Begin Raw data

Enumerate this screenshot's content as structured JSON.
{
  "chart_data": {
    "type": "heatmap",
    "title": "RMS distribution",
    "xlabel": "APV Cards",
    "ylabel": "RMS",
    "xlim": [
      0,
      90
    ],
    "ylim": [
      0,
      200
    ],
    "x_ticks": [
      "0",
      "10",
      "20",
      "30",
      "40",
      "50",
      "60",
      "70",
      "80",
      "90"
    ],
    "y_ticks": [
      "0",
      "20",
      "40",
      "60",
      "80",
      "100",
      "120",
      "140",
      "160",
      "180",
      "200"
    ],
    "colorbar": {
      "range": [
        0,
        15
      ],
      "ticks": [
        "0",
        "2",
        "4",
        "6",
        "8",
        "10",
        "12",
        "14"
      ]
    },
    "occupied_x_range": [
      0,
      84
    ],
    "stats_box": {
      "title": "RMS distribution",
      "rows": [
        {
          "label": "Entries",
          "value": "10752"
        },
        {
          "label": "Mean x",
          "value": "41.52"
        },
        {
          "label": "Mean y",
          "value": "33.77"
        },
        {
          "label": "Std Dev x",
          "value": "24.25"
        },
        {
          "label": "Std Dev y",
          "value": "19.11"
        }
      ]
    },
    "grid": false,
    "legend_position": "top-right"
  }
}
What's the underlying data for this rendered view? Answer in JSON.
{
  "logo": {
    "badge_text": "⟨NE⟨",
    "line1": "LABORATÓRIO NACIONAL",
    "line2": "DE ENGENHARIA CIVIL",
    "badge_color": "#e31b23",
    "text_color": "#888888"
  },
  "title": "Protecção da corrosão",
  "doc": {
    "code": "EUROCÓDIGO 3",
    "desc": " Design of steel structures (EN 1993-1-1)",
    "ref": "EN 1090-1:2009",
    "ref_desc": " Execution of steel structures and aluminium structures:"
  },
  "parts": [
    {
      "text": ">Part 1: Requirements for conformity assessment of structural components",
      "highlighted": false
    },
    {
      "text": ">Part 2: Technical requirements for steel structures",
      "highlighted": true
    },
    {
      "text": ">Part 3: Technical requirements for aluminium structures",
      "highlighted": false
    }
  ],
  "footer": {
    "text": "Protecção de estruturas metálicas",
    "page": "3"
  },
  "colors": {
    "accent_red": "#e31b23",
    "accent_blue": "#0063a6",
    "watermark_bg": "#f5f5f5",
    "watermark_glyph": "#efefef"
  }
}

End Raw data

▶ [Your instructions]: Transcribe the data. Leave every line exactly as it is.

▶ [Answer for this exercise]:
Enumerate this screenshot's content as structured JSON.
{
  "chart_data": {
    "type": "heatmap",
    "title": "RMS distribution",
    "xlabel": "APV Cards",
    "ylabel": "RMS",
    "xlim": [
      0,
      90
    ],
    "ylim": [
      0,
      200
    ],
    "x_ticks": [
      "0",
      "10",
      "20",
      "30",
      "40",
      "50",
      "60",
      "70",
      "80",
      "90"
    ],
    "y_ticks": [
      "0",
      "20",
      "40",
      "60",
      "80",
      "100",
      "120",
      "140",
      "160",
      "180",
      "200"
    ],
    "colorbar": {
      "range": [
        0,
        15
      ],
      "ticks": [
        "0",
        "2",
        "4",
        "6",
        "8",
        "10",
        "12",
        "14"
      ]
    },
    "occupied_x_range": [
      0,
      84
    ],
    "stats_box": {
      "title": "RMS distribution",
      "rows": [
        {
          "label": "Entries",
          "value": "10752"
        },
        {
          "label": "Mean x",
          "value": "41.52"
        },
        {
          "label": "Mean y",
          "value": "33.77"
        },
        {
          "label": "Std Dev x",
          "value": "24.25"
        },
        {
          "label": "Std Dev y",
          "value": "19.11"
        }
      ]
    },
    "grid": false,
    "legend_position": "top-right"
  }
}
What's the underlying data for this rendered view? Answer in JSON.
{
  "logo": {
    "badge_text": "⟨NE⟨",
    "line1": "LABORATÓRIO NACIONAL",
    "line2": "DE ENGENHARIA CIVIL",
    "badge_color": "#e31b23",
    "text_color": "#888888"
  },
  "title": "Protecção da corrosão",
  "doc": {
    "code": "EUROCÓDIGO 3",
    "desc": " Design of steel structures (EN 1993-1-1)",
    "ref": "EN 1090-1:2009",
    "ref_desc": " Execution of steel structures and aluminium structures:"
  },
  "parts": [
    {
      "text": ">Part 1: Requirements for conformity assessment of structural components",
      "highlighted": false
    },
    {
      "text": ">Part 2: Technical requirements for steel structures",
      "highlighted": true
    },
    {
      "text": ">Part 3: Technical requirements for aluminium structures",
      "highlighted": false
    }
  ],
  "footer": {
    "text": "Protecção de estruturas metálicas",
    "page": "3"
  },
  "colors": {
    "accent_red": "#e31b23",
    "accent_blue": "#0063a6",
    "watermark_bg": "#f5f5f5",
    "watermark_glyph": "#efefef"
  }
}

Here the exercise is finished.